§ **RECORDS TO USE**
— begin —
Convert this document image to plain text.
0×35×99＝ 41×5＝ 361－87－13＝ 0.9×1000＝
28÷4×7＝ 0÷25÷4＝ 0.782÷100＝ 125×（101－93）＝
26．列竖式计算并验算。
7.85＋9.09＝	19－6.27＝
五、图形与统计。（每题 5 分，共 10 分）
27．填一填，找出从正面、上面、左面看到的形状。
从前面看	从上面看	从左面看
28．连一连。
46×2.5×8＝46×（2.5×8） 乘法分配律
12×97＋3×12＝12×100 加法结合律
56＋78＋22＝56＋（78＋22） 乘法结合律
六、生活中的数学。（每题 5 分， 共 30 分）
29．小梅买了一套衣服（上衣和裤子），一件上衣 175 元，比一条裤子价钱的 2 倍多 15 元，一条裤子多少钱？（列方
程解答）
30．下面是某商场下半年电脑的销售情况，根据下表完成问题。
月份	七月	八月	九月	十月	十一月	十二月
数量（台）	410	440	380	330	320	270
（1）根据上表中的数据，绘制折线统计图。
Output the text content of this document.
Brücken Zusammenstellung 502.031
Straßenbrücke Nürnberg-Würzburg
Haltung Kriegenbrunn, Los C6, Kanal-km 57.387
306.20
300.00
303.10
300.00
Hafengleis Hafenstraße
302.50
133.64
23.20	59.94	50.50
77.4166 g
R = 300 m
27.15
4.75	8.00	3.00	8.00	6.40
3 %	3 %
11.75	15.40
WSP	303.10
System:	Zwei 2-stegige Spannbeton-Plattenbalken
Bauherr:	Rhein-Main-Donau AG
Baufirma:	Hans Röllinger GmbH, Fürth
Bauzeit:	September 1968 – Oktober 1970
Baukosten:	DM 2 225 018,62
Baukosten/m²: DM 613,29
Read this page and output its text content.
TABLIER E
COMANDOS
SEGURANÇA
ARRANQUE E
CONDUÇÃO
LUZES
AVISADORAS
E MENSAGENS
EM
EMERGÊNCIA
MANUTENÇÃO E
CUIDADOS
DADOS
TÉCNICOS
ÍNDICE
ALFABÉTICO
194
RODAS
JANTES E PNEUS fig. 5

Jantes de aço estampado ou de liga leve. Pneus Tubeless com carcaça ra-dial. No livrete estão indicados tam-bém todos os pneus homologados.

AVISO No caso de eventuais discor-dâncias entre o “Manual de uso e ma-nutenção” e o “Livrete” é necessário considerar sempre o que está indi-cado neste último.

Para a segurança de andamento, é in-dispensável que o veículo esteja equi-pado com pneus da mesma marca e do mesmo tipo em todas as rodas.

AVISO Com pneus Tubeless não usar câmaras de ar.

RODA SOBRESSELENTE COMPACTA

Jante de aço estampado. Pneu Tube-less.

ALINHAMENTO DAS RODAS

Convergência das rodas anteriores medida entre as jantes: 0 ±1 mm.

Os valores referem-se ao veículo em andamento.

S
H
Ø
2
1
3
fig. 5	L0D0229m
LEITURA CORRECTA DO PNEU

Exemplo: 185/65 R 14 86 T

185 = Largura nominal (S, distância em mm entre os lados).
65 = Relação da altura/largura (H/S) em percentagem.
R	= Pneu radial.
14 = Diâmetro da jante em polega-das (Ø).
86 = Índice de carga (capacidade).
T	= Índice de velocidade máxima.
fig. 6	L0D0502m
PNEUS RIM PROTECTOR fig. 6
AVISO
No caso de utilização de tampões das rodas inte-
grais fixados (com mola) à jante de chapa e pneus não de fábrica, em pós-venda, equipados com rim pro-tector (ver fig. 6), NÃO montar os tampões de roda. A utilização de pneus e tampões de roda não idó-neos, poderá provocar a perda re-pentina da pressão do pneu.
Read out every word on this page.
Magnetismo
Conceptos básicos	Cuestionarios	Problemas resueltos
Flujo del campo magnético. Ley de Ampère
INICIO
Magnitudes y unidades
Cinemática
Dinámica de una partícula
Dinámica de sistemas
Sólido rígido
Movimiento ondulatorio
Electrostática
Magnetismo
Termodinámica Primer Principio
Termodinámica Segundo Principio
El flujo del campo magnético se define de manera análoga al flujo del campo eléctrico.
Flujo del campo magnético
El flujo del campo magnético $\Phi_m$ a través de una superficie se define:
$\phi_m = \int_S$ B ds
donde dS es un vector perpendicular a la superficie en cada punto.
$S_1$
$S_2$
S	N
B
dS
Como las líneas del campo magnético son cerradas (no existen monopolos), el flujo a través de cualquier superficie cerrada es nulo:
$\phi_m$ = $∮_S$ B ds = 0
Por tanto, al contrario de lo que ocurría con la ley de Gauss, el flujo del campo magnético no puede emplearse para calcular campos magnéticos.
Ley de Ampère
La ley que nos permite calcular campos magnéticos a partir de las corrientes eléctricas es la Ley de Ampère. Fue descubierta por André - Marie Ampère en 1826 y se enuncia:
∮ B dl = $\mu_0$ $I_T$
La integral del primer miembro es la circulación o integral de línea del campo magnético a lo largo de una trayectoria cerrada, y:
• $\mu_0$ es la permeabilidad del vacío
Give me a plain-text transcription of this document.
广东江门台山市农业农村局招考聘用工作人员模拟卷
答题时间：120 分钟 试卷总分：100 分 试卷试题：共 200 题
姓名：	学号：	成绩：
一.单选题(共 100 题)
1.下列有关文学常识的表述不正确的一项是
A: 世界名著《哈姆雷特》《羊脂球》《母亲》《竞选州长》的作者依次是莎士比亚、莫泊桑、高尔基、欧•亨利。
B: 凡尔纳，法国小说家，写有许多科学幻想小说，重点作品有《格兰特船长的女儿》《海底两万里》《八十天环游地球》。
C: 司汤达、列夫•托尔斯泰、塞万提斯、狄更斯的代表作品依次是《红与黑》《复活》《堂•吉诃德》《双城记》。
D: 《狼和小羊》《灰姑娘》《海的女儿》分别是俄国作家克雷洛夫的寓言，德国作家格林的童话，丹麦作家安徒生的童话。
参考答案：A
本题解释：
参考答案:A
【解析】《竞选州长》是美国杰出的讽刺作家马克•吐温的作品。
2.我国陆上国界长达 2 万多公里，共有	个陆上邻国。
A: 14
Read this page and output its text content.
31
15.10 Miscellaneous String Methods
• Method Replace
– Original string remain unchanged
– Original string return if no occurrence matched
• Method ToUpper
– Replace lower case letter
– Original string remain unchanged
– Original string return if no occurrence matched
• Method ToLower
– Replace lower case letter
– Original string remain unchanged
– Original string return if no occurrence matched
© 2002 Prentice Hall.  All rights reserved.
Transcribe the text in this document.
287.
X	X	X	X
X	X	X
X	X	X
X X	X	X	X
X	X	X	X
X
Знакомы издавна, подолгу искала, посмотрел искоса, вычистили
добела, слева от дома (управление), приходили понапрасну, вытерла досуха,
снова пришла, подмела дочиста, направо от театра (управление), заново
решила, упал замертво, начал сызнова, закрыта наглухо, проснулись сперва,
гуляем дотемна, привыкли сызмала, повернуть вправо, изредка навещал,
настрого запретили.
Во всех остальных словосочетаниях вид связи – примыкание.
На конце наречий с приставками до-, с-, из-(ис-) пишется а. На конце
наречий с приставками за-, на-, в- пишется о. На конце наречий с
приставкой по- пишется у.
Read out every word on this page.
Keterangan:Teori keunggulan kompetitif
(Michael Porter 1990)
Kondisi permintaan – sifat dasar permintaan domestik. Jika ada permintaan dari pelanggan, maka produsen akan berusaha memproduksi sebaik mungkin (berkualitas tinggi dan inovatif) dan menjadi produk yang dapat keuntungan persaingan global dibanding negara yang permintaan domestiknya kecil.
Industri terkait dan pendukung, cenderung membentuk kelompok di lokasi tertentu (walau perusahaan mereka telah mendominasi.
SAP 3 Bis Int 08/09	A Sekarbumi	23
— end —
§ **JOB**
Pull every line containing the word "приставками" out of the entries above.

§ **FULL ANSWER**
На конце наречий с приставками до-, с-, из-(ис-) пишется а. На конце
наречий с приставками за-, на-, в- пишется о. На конце наречий с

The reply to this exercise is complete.